• **Information given**
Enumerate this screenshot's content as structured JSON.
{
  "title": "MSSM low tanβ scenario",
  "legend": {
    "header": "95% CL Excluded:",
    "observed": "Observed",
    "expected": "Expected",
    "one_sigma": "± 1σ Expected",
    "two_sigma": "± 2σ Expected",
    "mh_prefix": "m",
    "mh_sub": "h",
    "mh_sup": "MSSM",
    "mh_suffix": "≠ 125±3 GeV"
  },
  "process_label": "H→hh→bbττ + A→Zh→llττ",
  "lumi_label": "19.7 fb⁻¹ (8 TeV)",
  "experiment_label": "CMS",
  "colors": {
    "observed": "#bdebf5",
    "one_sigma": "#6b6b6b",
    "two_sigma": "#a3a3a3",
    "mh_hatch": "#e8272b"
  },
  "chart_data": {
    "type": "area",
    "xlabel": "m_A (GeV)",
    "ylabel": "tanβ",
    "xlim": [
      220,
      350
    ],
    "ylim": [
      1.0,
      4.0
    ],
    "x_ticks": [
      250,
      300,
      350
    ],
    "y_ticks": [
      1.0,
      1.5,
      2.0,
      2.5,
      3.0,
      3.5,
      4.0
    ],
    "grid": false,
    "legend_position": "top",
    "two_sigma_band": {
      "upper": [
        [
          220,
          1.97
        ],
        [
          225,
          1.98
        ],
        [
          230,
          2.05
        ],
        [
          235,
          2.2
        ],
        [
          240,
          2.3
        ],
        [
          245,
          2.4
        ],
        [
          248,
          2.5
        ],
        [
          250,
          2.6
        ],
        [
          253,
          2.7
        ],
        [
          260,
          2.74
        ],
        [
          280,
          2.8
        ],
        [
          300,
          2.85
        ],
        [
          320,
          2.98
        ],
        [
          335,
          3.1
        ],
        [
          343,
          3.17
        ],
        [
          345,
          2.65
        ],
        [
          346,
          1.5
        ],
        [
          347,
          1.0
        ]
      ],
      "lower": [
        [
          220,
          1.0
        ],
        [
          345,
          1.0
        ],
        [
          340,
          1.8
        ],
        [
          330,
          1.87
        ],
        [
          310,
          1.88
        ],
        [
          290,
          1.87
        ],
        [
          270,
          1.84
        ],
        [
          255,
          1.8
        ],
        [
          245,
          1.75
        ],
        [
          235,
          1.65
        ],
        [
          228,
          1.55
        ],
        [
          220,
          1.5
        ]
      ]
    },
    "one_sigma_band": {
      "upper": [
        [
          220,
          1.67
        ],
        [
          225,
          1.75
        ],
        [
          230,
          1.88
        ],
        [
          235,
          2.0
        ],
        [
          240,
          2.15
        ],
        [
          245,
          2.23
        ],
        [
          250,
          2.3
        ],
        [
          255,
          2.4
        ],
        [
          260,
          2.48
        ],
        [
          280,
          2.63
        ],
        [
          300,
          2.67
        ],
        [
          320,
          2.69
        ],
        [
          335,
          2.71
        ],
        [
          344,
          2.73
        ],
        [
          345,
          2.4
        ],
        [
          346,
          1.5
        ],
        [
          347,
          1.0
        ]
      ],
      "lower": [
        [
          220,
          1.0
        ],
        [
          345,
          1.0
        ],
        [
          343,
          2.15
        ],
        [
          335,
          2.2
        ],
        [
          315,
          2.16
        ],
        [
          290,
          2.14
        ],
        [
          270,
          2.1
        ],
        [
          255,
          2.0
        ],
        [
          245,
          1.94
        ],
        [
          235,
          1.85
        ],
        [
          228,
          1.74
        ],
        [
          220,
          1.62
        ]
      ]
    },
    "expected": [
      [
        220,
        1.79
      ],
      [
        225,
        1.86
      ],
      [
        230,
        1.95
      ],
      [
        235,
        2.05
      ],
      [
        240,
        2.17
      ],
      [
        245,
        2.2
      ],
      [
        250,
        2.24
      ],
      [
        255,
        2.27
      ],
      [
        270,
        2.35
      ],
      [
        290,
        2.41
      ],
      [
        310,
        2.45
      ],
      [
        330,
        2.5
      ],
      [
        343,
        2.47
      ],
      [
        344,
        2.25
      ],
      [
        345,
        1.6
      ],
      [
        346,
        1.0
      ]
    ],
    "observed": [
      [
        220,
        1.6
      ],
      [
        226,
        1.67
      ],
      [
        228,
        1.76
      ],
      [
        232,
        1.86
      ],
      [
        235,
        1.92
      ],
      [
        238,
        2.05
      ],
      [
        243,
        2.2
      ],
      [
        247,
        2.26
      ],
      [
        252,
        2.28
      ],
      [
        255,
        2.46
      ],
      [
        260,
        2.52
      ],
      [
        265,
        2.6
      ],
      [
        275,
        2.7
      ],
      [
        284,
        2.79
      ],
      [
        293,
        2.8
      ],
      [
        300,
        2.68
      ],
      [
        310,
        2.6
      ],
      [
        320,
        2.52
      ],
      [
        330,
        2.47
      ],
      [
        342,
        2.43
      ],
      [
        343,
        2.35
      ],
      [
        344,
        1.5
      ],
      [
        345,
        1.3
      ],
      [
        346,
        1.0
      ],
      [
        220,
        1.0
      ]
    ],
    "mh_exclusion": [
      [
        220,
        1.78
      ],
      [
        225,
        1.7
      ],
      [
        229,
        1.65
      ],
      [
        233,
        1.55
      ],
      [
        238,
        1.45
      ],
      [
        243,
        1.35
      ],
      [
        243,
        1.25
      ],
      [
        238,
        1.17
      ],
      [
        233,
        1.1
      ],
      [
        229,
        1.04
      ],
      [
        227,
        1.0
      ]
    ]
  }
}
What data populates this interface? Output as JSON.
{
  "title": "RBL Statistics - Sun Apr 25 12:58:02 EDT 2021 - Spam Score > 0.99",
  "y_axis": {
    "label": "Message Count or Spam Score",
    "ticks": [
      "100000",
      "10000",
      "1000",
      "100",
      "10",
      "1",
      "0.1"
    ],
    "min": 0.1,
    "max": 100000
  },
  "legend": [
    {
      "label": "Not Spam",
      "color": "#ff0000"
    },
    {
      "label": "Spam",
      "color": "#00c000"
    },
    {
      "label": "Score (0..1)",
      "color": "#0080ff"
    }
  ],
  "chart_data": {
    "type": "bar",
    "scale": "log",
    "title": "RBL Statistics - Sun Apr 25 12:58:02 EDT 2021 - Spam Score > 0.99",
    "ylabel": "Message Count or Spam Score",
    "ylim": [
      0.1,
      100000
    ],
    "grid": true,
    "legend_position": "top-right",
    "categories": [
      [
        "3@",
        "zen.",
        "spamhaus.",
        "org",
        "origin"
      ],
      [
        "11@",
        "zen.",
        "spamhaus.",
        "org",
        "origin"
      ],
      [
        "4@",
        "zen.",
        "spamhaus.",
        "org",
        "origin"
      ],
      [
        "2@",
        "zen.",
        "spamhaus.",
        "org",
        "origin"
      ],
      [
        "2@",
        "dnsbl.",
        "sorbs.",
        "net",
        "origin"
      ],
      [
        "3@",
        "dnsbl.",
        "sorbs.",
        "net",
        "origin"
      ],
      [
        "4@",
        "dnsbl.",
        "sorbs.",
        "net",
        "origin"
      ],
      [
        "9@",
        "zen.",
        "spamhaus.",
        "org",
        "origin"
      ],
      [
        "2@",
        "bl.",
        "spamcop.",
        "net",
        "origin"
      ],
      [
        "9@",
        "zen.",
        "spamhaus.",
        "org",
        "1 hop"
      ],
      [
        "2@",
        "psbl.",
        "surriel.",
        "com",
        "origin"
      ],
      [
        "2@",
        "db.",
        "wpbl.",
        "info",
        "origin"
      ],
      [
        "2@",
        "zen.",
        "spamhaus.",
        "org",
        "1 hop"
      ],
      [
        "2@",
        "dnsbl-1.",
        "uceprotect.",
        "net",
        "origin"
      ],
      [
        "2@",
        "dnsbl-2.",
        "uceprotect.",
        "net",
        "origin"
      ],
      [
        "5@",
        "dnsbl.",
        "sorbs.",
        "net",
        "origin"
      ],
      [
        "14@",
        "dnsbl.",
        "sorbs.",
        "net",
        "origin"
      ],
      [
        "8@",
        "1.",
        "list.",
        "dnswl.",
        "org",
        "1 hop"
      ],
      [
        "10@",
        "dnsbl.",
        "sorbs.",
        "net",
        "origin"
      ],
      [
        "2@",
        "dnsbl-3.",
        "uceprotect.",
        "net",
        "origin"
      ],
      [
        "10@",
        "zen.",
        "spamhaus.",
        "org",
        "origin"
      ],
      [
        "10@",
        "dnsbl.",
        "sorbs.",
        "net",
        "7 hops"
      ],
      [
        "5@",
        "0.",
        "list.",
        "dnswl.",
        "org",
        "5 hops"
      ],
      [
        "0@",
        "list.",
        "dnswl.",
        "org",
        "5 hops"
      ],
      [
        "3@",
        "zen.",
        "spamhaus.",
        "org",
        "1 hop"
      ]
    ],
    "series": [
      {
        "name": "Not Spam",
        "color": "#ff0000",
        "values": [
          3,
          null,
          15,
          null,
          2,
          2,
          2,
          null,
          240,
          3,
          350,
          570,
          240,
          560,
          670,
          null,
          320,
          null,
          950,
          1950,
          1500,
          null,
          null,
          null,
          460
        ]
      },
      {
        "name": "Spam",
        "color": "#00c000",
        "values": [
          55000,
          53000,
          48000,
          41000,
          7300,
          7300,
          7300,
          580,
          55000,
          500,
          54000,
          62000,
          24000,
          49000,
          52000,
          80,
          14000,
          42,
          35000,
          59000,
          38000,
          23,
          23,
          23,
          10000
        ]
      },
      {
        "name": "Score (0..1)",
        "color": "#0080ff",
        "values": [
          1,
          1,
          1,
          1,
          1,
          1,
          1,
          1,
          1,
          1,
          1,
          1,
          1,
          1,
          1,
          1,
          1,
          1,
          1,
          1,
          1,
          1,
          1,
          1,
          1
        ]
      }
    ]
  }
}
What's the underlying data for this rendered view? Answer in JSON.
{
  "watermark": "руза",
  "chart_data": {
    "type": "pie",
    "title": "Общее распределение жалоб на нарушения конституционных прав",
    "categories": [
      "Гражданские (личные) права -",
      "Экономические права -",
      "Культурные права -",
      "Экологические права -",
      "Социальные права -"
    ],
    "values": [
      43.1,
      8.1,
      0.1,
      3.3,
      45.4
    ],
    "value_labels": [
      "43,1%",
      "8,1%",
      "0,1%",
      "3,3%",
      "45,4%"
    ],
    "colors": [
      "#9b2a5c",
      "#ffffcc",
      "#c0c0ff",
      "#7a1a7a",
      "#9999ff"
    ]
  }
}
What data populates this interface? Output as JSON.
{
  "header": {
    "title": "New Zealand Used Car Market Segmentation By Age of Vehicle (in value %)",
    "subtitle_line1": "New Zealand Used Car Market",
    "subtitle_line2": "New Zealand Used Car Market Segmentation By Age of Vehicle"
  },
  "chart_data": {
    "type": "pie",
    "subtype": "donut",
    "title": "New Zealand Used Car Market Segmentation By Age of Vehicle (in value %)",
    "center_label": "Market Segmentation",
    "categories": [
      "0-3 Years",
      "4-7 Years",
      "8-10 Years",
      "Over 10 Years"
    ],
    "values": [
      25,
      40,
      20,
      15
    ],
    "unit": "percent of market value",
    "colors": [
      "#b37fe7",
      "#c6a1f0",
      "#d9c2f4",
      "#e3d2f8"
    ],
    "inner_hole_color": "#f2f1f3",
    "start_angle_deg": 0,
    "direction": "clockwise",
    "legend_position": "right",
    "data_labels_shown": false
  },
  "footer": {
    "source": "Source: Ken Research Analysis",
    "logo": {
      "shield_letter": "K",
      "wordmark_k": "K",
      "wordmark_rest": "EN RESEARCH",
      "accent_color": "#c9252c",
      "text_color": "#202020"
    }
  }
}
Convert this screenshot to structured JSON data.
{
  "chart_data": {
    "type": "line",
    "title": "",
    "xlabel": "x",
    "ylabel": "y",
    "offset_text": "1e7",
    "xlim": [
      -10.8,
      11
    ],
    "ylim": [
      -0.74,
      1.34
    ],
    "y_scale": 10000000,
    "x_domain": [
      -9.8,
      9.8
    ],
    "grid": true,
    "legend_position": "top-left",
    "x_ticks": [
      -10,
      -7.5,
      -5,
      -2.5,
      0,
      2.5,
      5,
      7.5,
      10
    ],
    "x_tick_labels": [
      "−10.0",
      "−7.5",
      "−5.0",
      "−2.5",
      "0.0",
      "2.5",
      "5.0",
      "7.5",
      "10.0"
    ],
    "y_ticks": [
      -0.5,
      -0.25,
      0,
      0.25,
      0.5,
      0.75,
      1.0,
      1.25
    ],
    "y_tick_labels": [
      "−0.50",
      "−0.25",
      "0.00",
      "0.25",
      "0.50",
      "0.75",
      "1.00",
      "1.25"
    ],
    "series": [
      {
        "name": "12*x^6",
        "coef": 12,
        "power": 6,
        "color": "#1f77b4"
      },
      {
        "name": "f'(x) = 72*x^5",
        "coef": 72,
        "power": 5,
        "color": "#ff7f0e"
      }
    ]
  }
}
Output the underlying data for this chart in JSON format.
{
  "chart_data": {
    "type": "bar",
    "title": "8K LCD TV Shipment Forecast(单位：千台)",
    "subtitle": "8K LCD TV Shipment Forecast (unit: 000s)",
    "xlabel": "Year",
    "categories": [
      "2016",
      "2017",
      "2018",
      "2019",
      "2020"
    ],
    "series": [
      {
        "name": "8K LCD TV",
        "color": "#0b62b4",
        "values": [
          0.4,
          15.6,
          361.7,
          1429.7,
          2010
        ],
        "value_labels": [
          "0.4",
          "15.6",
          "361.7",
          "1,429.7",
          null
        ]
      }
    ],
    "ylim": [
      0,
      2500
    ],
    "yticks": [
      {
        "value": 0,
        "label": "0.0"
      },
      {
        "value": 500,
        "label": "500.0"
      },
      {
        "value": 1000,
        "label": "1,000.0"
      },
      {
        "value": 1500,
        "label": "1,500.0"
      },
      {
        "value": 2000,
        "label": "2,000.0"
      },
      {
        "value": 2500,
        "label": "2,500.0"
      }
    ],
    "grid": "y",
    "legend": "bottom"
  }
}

• **Direction**
Show the lines of the material that contain the word "underlying".

• **Exercise output**
What's the underlying data for this rendered view? Answer in JSON.
Output the underlying data for this chart in JSON format.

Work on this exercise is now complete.